> THE REQUEST
Copy each line below that includes "value".

> DATA FOR PROCESSING
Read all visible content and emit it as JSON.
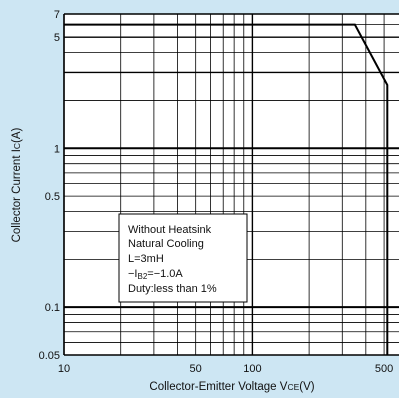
{
  "chart_data": {
    "type": "line",
    "title": "",
    "xlabel": "Collector-Emitter Voltage V",
    "xlabel_sub": "CE",
    "xlabel_unit": "(V)",
    "ylabel": "Collector Current I",
    "ylabel_sub": "C",
    "ylabel_unit": "(A)",
    "x_scale": "log",
    "y_scale": "log",
    "xlim": [
      10,
      600
    ],
    "ylim": [
      0.05,
      7
    ],
    "x_ticks": [
      {
        "value": 10,
        "label": "10"
      },
      {
        "value": 50,
        "label": "50"
      },
      {
        "value": 100,
        "label": "100"
      },
      {
        "value": 500,
        "label": "500"
      }
    ],
    "y_ticks": [
      {
        "value": 7,
        "label": "7"
      },
      {
        "value": 5,
        "label": "5"
      },
      {
        "value": 1,
        "label": "1"
      },
      {
        "value": 0.5,
        "label": "0.5"
      },
      {
        "value": 0.1,
        "label": "0.1"
      },
      {
        "value": 0.05,
        "label": "0.05"
      }
    ],
    "grid": true,
    "series": [
      {
        "x": [
          10,
          350,
          520,
          520
        ],
        "y": [
          6,
          6,
          2.5,
          0.05
        ]
      }
    ],
    "annotation": {
      "lines": [
        "Without Heatsink",
        "Natural Cooling",
        "L=3mH",
        "−I<sub>B2</sub>=−1.0A",
        "Duty:less than 1%"
      ]
    }
  },
  "colors": {
    "background": "#cde6f3",
    "plot_background": "#ffffff",
    "line": "#000000"
  }
}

> PROBLEM SOLUTION
        "value": 10,
        "value": 50,
        "value": 100,
        "value": 500,
        "value": 7,
        "value": 5,
        "value": 1,
        "value": 0.5,
        "value": 0.1,
        "value": 0.05,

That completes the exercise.